— start Stored records —

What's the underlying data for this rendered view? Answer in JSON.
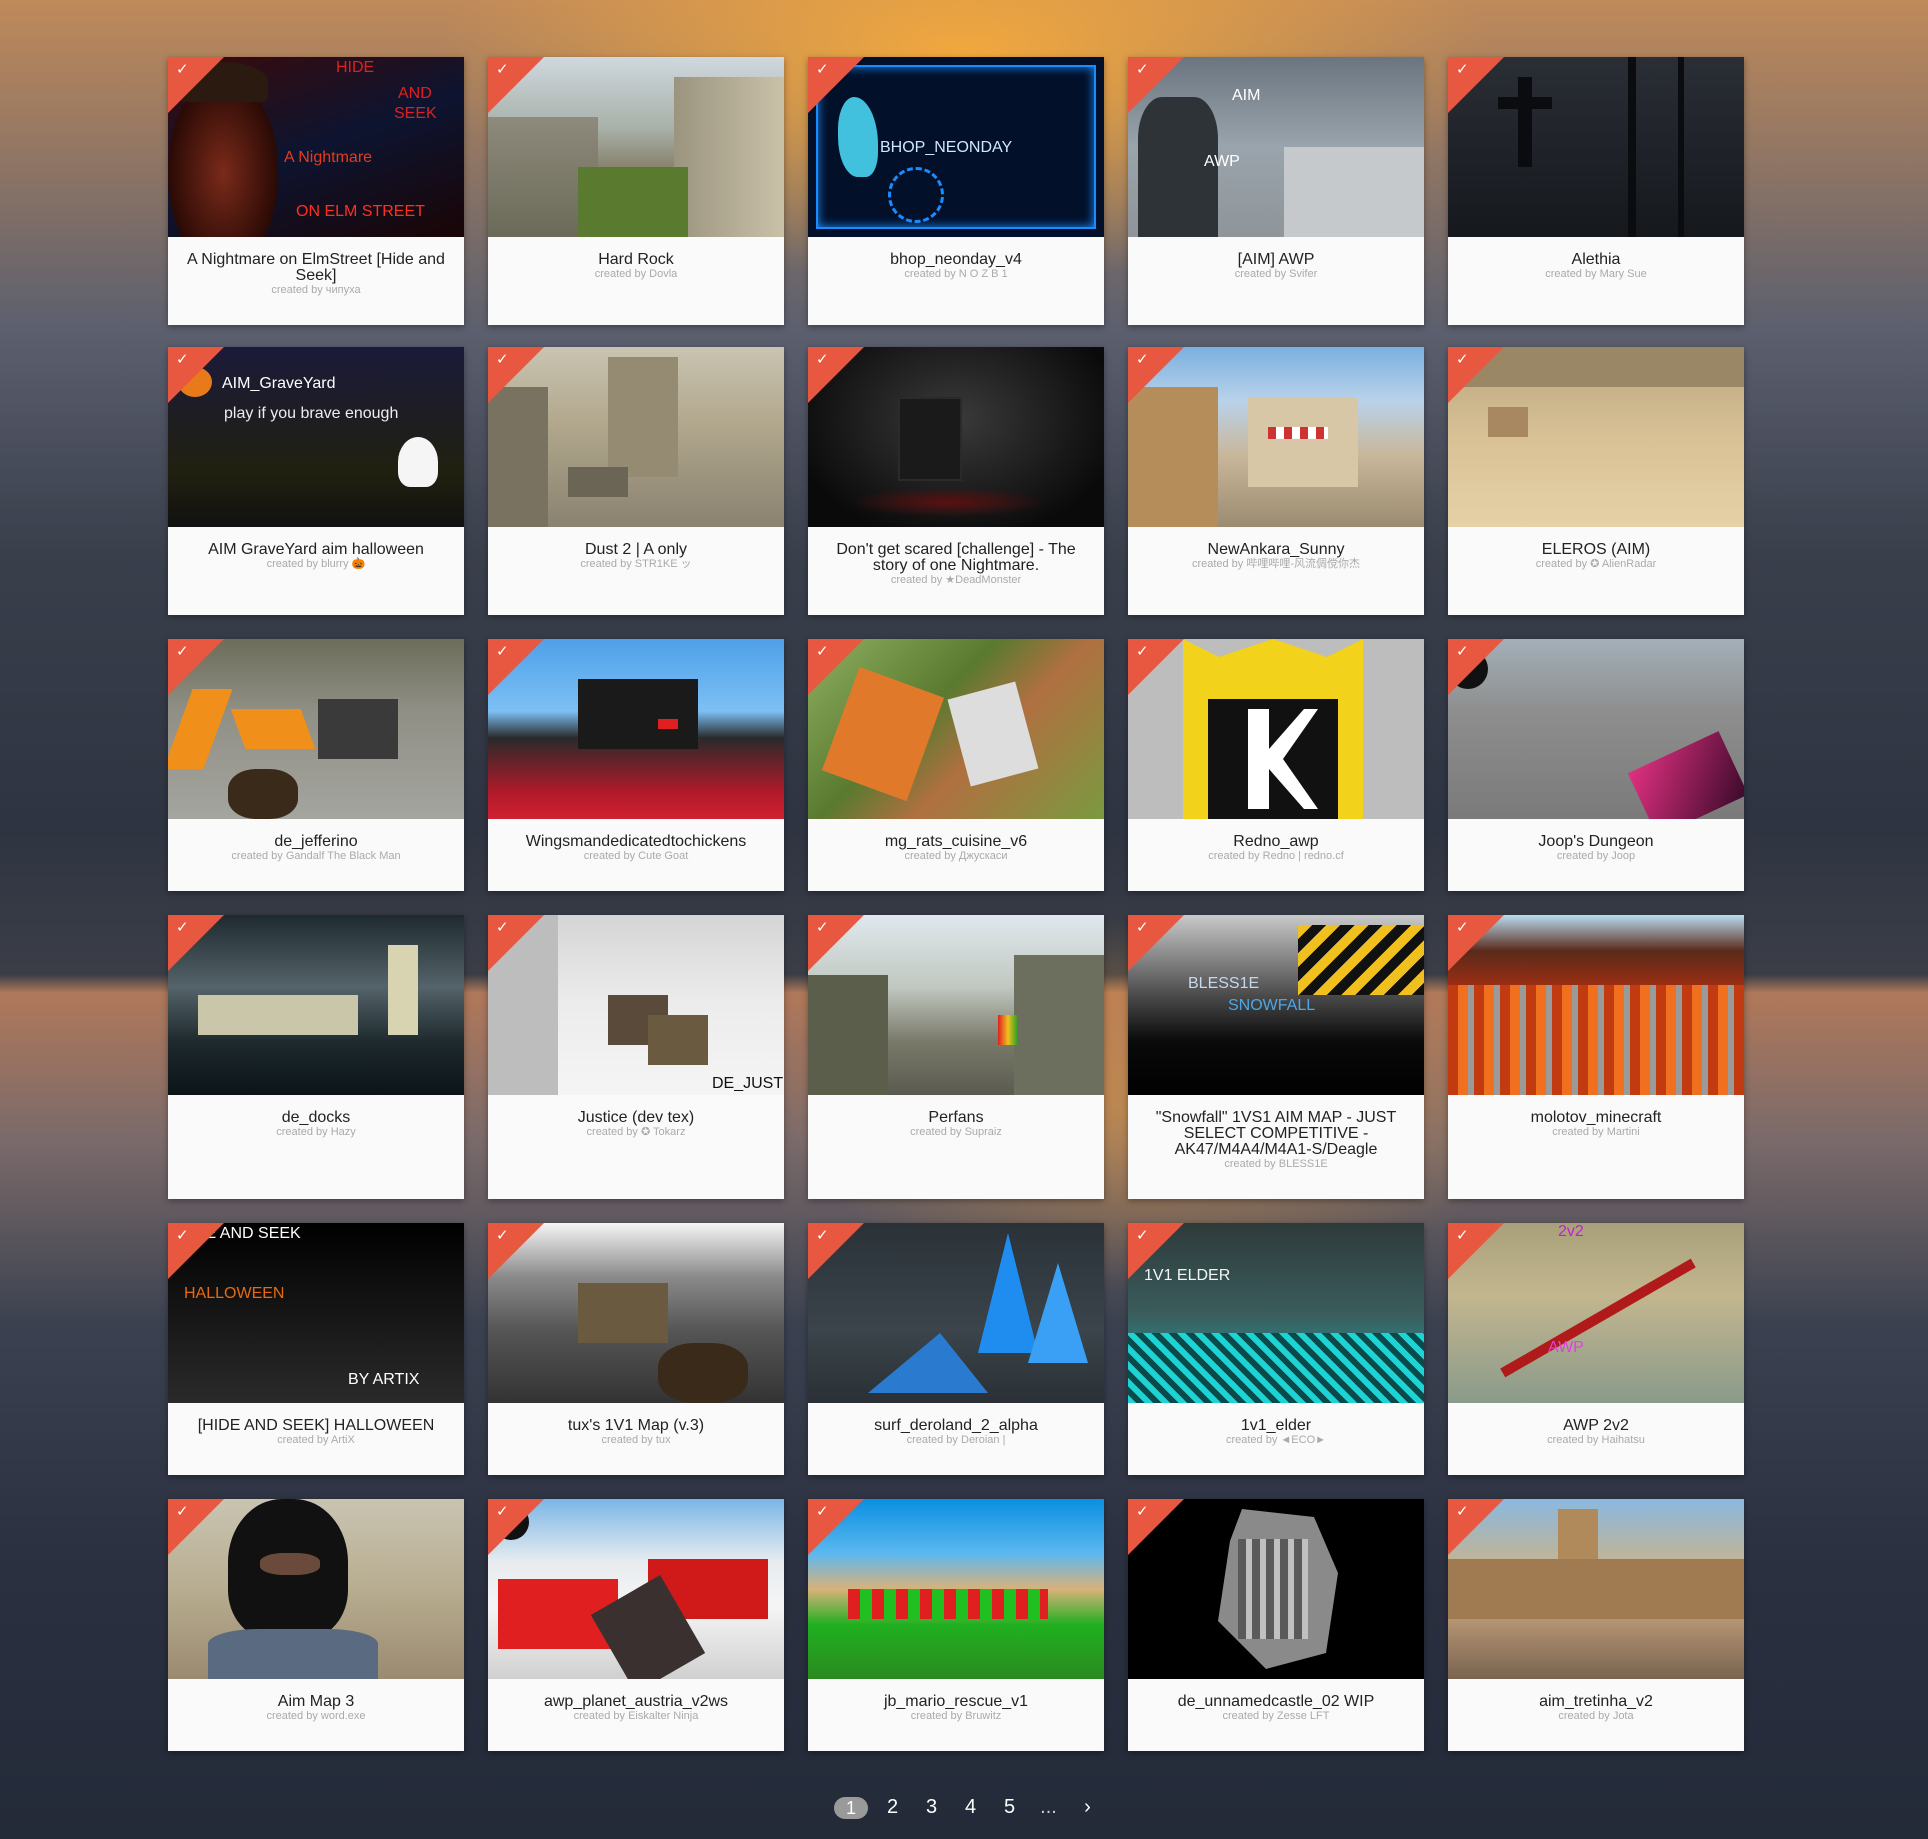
{
  "created_by_prefix": "created by",
  "maps": [
    {
      "title": "A Nightmare on ElmStreet [Hide and Seek]",
      "creator": "чипуха"
    },
    {
      "title": "Hard Rock",
      "creator": "Dovla"
    },
    {
      "title": "bhop_neonday_v4",
      "creator": "N O Z B 1"
    },
    {
      "title": "[AIM] AWP",
      "creator": "Svifer"
    },
    {
      "title": "Alethia",
      "creator": "Mary Sue"
    },
    {
      "title": "AIM GraveYard aim halloween",
      "creator": "blurry 🎃"
    },
    {
      "title": "Dust 2 | A only",
      "creator": "STR1KE ッ"
    },
    {
      "title": "Don't get scared [challenge] - The story of one Nightmare.",
      "creator": "★DeadMonster"
    },
    {
      "title": "NewAnkara_Sunny",
      "creator": "哔哩哔哩-风流倜傥你杰"
    },
    {
      "title": "ELEROS (AIM)",
      "creator": "✪ AlienRadar"
    },
    {
      "title": "de_jefferino",
      "creator": "Gandalf The Black Man"
    },
    {
      "title": "Wingsmandedicatedtochickens",
      "creator": "Cute Goat"
    },
    {
      "title": "mg_rats_cuisine_v6",
      "creator": "Джускаси"
    },
    {
      "title": "Redno_awp",
      "creator": "Redno | redno.cf"
    },
    {
      "title": "Joop's Dungeon",
      "creator": "Joop"
    },
    {
      "title": "de_docks",
      "creator": "Hazy"
    },
    {
      "title": "Justice (dev tex)",
      "creator": "✪ Tokarz"
    },
    {
      "title": "Perfans",
      "creator": "Supraiz"
    },
    {
      "title": "\"Snowfall\" 1VS1 AIM MAP - JUST SELECT COMPETITIVE - AK47/M4A4/M4A1-S/Deagle",
      "creator": "BLESS1E"
    },
    {
      "title": "molotov_minecraft",
      "creator": "Martini"
    },
    {
      "title": "[HIDE AND SEEK] HALLOWEEN",
      "creator": "ArtiX"
    },
    {
      "title": "tux's 1V1 Map (v.3)",
      "creator": "tux"
    },
    {
      "title": "surf_deroland_2_alpha",
      "creator": "Deroian |"
    },
    {
      "title": "1v1_elder",
      "creator": "◄ECO►"
    },
    {
      "title": "AWP 2v2",
      "creator": "Haihatsu"
    },
    {
      "title": "Aim Map 3",
      "creator": "word.exe"
    },
    {
      "title": "awp_planet_austria_v2ws",
      "creator": "Eiskalter Ninja"
    },
    {
      "title": "jb_mario_rescue_v1",
      "creator": "Bruwitz"
    },
    {
      "title": "de_unnamedcastle_02 WIP",
      "creator": "Zesse LFT"
    },
    {
      "title": "aim_tretinha_v2",
      "creator": "Jota"
    }
  ],
  "thumb_texts": {
    "nightmare_1": "HIDE",
    "nightmare_2": "AND",
    "nightmare_3": "SEEK",
    "nightmare_4": "A Nightmare",
    "nightmare_5": "ON ELM STREET",
    "neonday": "BHOP_NEONDAY",
    "aimawp_1": "AIM",
    "aimawp_2": "AWP",
    "graveyard_1": "AIM_GraveYard",
    "graveyard_2": "play if you brave enough",
    "justice": "DE_JUSTICE",
    "snowfall_1": "BLESS1E",
    "snowfall_2": "SNOWFALL",
    "halloween_1": "DE AND SEEK",
    "halloween_2": "HALLOWEEN",
    "halloween_3": "BY ARTIX",
    "elder": "1V1 ELDER",
    "awp2v2_1": "2v2",
    "awp2v2_2": "AWP"
  },
  "pagination": {
    "pages": [
      "1",
      "2",
      "3",
      "4",
      "5"
    ],
    "ellipsis": "...",
    "next": "›",
    "current": "1"
  },
  "colors": {
    "accent": "#e8573f",
    "card_bg": "#fafafa",
    "active_page": "#9a9a9a"
  }
}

— end Stored records —

- **What needs to be done**
Leave the pictures out and print the records above exactly as they stand.

- **Solved problem**
What's the underlying data for this rendered view? Answer in JSON.
{
  "created_by_prefix": "created by",
  "maps": [
    {
      "title": "A Nightmare on ElmStreet [Hide and Seek]",
      "creator": "чипуха"
    },
    {
      "title": "Hard Rock",
      "creator": "Dovla"
    },
    {
      "title": "bhop_neonday_v4",
      "creator": "N O Z B 1"
    },
    {
      "title": "[AIM] AWP",
      "creator": "Svifer"
    },
    {
      "title": "Alethia",
      "creator": "Mary Sue"
    },
    {
      "title": "AIM GraveYard aim halloween",
      "creator": "blurry 🎃"
    },
    {
      "title": "Dust 2 | A only",
      "creator": "STR1KE ッ"
    },
    {
      "title": "Don't get scared [challenge] - The story of one Nightmare.",
      "creator": "★DeadMonster"
    },
    {
      "title": "NewAnkara_Sunny",
      "creator": "哔哩哔哩-风流倜傥你杰"
    },
    {
      "title": "ELEROS (AIM)",
      "creator": "✪ AlienRadar"
    },
    {
      "title": "de_jefferino",
      "creator": "Gandalf The Black Man"
    },
    {
      "title": "Wingsmandedicatedtochickens",
      "creator": "Cute Goat"
    },
    {
      "title": "mg_rats_cuisine_v6",
      "creator": "Джускаси"
    },
    {
      "title": "Redno_awp",
      "creator": "Redno | redno.cf"
    },
    {
      "title": "Joop's Dungeon",
      "creator": "Joop"
    },
    {
      "title": "de_docks",
      "creator": "Hazy"
    },
    {
      "title": "Justice (dev tex)",
      "creator": "✪ Tokarz"
    },
    {
      "title": "Perfans",
      "creator": "Supraiz"
    },
    {
      "title": "\"Snowfall\" 1VS1 AIM MAP - JUST SELECT COMPETITIVE - AK47/M4A4/M4A1-S/Deagle",
      "creator": "BLESS1E"
    },
    {
      "title": "molotov_minecraft",
      "creator": "Martini"
    },
    {
      "title": "[HIDE AND SEEK] HALLOWEEN",
      "creator": "ArtiX"
    },
    {
      "title": "tux's 1V1 Map (v.3)",
      "creator": "tux"
    },
    {
      "title": "surf_deroland_2_alpha",
      "creator": "Deroian |"
    },
    {
      "title": "1v1_elder",
      "creator": "◄ECO►"
    },
    {
      "title": "AWP 2v2",
      "creator": "Haihatsu"
    },
    {
      "title": "Aim Map 3",
      "creator": "word.exe"
    },
    {
      "title": "awp_planet_austria_v2ws",
      "creator": "Eiskalter Ninja"
    },
    {
      "title": "jb_mario_rescue_v1",
      "creator": "Bruwitz"
    },
    {
      "title": "de_unnamedcastle_02 WIP",
      "creator": "Zesse LFT"
    },
    {
      "title": "aim_tretinha_v2",
      "creator": "Jota"
    }
  ],
  "thumb_texts": {
    "nightmare_1": "HIDE",
    "nightmare_2": "AND",
    "nightmare_3": "SEEK",
    "nightmare_4": "A Nightmare",
    "nightmare_5": "ON ELM STREET",
    "neonday": "BHOP_NEONDAY",
    "aimawp_1": "AIM",
    "aimawp_2": "AWP",
    "graveyard_1": "AIM_GraveYard",
    "graveyard_2": "play if you brave enough",
    "justice": "DE_JUSTICE",
    "snowfall_1": "BLESS1E",
    "snowfall_2": "SNOWFALL",
    "halloween_1": "DE AND SEEK",
    "halloween_2": "HALLOWEEN",
    "halloween_3": "BY ARTIX",
    "elder": "1V1 ELDER",
    "awp2v2_1": "2v2",
    "awp2v2_2": "AWP"
  },
  "pagination": {
    "pages": [
      "1",
      "2",
      "3",
      "4",
      "5"
    ],
    "ellipsis": "...",
    "next": "›",
    "current": "1"
  },
  "colors": {
    "accent": "#e8573f",
    "card_bg": "#fafafa",
    "active_page": "#9a9a9a"
  }
}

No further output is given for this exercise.